◆ Record set ◆
===============
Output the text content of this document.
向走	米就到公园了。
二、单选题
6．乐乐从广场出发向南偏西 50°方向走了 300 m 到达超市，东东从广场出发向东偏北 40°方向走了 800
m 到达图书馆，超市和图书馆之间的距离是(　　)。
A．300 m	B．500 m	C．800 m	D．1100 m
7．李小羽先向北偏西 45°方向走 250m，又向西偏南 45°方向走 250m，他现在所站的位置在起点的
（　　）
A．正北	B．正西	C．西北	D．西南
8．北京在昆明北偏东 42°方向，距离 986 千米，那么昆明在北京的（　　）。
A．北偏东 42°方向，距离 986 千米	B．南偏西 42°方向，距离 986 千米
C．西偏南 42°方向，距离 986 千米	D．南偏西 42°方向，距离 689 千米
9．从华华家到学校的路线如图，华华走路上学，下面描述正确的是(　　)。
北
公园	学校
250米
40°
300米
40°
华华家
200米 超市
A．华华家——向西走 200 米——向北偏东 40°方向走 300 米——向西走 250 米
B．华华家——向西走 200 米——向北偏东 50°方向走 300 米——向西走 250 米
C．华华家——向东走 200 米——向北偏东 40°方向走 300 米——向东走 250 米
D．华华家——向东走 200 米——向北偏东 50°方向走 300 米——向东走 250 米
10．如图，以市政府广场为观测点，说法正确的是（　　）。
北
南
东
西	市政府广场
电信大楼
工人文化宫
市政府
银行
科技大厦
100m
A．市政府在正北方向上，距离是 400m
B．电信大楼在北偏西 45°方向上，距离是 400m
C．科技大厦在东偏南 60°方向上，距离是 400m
===============
◆ What to produce ◆
Tally the lines in the listing that hold "向北偏东" and report the number alone.

◆ Exercise result ◆
4